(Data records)

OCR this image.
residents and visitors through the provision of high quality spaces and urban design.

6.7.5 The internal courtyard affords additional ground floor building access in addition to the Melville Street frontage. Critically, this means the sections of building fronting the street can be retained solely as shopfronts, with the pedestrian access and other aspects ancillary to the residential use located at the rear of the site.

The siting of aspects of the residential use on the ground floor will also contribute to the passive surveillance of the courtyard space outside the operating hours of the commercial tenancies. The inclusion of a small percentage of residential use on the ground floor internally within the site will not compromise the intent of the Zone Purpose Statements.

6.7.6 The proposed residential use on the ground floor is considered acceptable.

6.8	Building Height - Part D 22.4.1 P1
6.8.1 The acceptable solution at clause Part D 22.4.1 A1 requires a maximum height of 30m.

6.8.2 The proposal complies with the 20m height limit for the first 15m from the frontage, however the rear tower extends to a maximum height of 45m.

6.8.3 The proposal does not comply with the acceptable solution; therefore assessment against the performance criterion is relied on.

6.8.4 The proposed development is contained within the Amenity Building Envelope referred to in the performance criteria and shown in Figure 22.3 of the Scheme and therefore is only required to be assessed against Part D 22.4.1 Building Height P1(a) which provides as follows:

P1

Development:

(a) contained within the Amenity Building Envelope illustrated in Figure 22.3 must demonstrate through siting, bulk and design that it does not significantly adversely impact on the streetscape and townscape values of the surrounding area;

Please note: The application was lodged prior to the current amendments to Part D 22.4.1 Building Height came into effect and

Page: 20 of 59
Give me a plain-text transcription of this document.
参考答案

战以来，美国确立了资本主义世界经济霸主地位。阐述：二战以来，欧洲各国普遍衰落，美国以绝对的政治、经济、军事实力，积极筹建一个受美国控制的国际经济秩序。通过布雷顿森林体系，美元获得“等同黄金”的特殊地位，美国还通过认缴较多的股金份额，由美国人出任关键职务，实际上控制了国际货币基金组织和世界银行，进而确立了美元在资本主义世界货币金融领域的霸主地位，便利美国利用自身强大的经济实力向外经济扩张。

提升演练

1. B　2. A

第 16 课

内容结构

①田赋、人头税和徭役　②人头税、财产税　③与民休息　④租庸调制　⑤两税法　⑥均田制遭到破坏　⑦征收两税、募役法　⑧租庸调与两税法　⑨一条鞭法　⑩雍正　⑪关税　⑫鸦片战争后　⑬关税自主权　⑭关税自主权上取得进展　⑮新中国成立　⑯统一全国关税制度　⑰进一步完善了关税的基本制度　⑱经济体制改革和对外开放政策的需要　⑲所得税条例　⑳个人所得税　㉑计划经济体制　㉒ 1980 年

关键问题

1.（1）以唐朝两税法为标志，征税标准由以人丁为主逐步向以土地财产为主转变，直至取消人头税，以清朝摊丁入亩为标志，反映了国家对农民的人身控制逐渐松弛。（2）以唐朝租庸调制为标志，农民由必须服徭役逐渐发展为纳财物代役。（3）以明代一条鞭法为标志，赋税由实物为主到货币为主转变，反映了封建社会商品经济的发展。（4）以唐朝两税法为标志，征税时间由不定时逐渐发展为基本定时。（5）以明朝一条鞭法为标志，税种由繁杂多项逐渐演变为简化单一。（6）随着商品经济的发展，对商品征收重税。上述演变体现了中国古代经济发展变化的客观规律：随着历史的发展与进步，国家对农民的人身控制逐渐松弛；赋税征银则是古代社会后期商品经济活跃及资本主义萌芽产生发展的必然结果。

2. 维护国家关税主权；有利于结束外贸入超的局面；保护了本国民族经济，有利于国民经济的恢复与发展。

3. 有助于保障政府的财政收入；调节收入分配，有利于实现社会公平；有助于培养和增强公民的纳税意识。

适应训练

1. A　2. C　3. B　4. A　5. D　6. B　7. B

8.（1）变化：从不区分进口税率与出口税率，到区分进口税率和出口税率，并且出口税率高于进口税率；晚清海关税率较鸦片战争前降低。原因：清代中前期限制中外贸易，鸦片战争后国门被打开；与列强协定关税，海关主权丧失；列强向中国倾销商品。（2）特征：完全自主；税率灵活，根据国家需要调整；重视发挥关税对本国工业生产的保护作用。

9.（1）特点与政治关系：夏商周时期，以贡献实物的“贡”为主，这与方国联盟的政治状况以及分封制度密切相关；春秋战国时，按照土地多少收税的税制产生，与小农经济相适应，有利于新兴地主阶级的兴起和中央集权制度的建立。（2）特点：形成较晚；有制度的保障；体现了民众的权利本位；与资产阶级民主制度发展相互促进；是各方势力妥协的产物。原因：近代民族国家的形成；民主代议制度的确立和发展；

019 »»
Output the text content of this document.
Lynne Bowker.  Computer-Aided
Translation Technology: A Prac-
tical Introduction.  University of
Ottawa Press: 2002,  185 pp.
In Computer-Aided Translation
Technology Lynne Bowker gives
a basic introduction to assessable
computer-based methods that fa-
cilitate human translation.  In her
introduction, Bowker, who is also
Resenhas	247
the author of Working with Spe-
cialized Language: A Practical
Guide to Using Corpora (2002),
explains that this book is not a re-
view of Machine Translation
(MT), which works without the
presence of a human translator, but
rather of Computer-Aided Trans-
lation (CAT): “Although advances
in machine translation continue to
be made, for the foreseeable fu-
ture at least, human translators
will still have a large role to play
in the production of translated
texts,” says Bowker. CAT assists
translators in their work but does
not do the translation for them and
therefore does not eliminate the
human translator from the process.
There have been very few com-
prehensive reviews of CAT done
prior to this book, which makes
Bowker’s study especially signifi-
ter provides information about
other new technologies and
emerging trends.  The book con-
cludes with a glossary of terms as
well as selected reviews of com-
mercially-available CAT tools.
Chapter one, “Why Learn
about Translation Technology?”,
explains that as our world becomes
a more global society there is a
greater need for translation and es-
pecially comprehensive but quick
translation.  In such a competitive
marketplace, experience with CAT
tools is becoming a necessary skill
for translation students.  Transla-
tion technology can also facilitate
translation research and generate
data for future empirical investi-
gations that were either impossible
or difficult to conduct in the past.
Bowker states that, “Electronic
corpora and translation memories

▶ **What you have to do**: Using the data above, reproduce every line exactly.

▶ **Answer for the task**:
OCR this image.
residents and visitors through the provision of high quality spaces and urban design.

6.7.5 The internal courtyard affords additional ground floor building access in addition to the Melville Street frontage. Critically, this means the sections of building fronting the street can be retained solely as shopfronts, with the pedestrian access and other aspects ancillary to the residential use located at the rear of the site.

The siting of aspects of the residential use on the ground floor will also contribute to the passive surveillance of the courtyard space outside the operating hours of the commercial tenancies. The inclusion of a small percentage of residential use on the ground floor internally within the site will not compromise the intent of the Zone Purpose Statements.

6.7.6 The proposed residential use on the ground floor is considered acceptable.

6.8	Building Height - Part D 22.4.1 P1
6.8.1 The acceptable solution at clause Part D 22.4.1 A1 requires a maximum height of 30m.

6.8.2 The proposal complies with the 20m height limit for the first 15m from the frontage, however the rear tower extends to a maximum height of 45m.

6.8.3 The proposal does not comply with the acceptable solution; therefore assessment against the performance criterion is relied on.

6.8.4 The proposed development is contained within the Amenity Building Envelope referred to in the performance criteria and shown in Figure 22.3 of the Scheme and therefore is only required to be assessed against Part D 22.4.1 Building Height P1(a) which provides as follows:

P1

Development:

(a) contained within the Amenity Building Envelope illustrated in Figure 22.3 must demonstrate through siting, bulk and design that it does not significantly adversely impact on the streetscape and townscape values of the surrounding area;

Please note: The application was lodged prior to the current amendments to Part D 22.4.1 Building Height came into effect and

Page: 20 of 59
Give me a plain-text transcription of this document.
参考答案

战以来，美国确立了资本主义世界经济霸主地位。阐述：二战以来，欧洲各国普遍衰落，美国以绝对的政治、经济、军事实力，积极筹建一个受美国控制的国际经济秩序。通过布雷顿森林体系，美元获得“等同黄金”的特殊地位，美国还通过认缴较多的股金份额，由美国人出任关键职务，实际上控制了国际货币基金组织和世界银行，进而确立了美元在资本主义世界货币金融领域的霸主地位，便利美国利用自身强大的经济实力向外经济扩张。

提升演练

1. B　2. A

第 16 课

内容结构

①田赋、人头税和徭役　②人头税、财产税　③与民休息　④租庸调制　⑤两税法　⑥均田制遭到破坏　⑦征收两税、募役法　⑧租庸调与两税法　⑨一条鞭法　⑩雍正　⑪关税　⑫鸦片战争后　⑬关税自主权　⑭关税自主权上取得进展　⑮新中国成立　⑯统一全国关税制度　⑰进一步完善了关税的基本制度　⑱经济体制改革和对外开放政策的需要　⑲所得税条例　⑳个人所得税　㉑计划经济体制　㉒ 1980 年

关键问题

1.（1）以唐朝两税法为标志，征税标准由以人丁为主逐步向以土地财产为主转变，直至取消人头税，以清朝摊丁入亩为标志，反映了国家对农民的人身控制逐渐松弛。（2）以唐朝租庸调制为标志，农民由必须服徭役逐渐发展为纳财物代役。（3）以明代一条鞭法为标志，赋税由实物为主到货币为主转变，反映了封建社会商品经济的发展。（4）以唐朝两税法为标志，征税时间由不定时逐渐发展为基本定时。（5）以明朝一条鞭法为标志，税种由繁杂多项逐渐演变为简化单一。（6）随着商品经济的发展，对商品征收重税。上述演变体现了中国古代经济发展变化的客观规律：随着历史的发展与进步，国家对农民的人身控制逐渐松弛；赋税征银则是古代社会后期商品经济活跃及资本主义萌芽产生发展的必然结果。

2. 维护国家关税主权；有利于结束外贸入超的局面；保护了本国民族经济，有利于国民经济的恢复与发展。

3. 有助于保障政府的财政收入；调节收入分配，有利于实现社会公平；有助于培养和增强公民的纳税意识。

适应训练

1. A　2. C　3. B　4. A　5. D　6. B　7. B

8.（1）变化：从不区分进口税率与出口税率，到区分进口税率和出口税率，并且出口税率高于进口税率；晚清海关税率较鸦片战争前降低。原因：清代中前期限制中外贸易，鸦片战争后国门被打开；与列强协定关税，海关主权丧失；列强向中国倾销商品。（2）特征：完全自主；税率灵活，根据国家需要调整；重视发挥关税对本国工业生产的保护作用。

9.（1）特点与政治关系：夏商周时期，以贡献实物的“贡”为主，这与方国联盟的政治状况以及分封制度密切相关；春秋战国时，按照土地多少收税的税制产生，与小农经济相适应，有利于新兴地主阶级的兴起和中央集权制度的建立。（2）特点：形成较晚；有制度的保障；体现了民众的权利本位；与资产阶级民主制度发展相互促进；是各方势力妥协的产物。原因：近代民族国家的形成；民主代议制度的确立和发展；

019 »»
Output the text content of this document.
Lynne Bowker.  Computer-Aided
Translation Technology: A Prac-
tical Introduction.  University of
Ottawa Press: 2002,  185 pp.
In Computer-Aided Translation
Technology Lynne Bowker gives
a basic introduction to assessable
computer-based methods that fa-
cilitate human translation.  In her
introduction, Bowker, who is also
Resenhas	247
the author of Working with Spe-
cialized Language: A Practical
Guide to Using Corpora (2002),
explains that this book is not a re-
view of Machine Translation
(MT), which works without the
presence of a human translator, but
rather of Computer-Aided Trans-
lation (CAT): “Although advances
in machine translation continue to
be made, for the foreseeable fu-
ture at least, human translators
will still have a large role to play
in the production of translated
texts,” says Bowker. CAT assists
translators in their work but does
not do the translation for them and
therefore does not eliminate the
human translator from the process.
There have been very few com-
prehensive reviews of CAT done
prior to this book, which makes
Bowker’s study especially signifi-
ter provides information about
other new technologies and
emerging trends.  The book con-
cludes with a glossary of terms as
well as selected reviews of com-
mercially-available CAT tools.
Chapter one, “Why Learn
about Translation Technology?”,
explains that as our world becomes
a more global society there is a
greater need for translation and es-
pecially comprehensive but quick
translation.  In such a competitive
marketplace, experience with CAT
tools is becoming a necessary skill
for translation students.  Transla-
tion technology can also facilitate
translation research and generate
data for future empirical investi-
gations that were either impossible
or difficult to conduct in the past.
Bowker states that, “Electronic
corpora and translation memories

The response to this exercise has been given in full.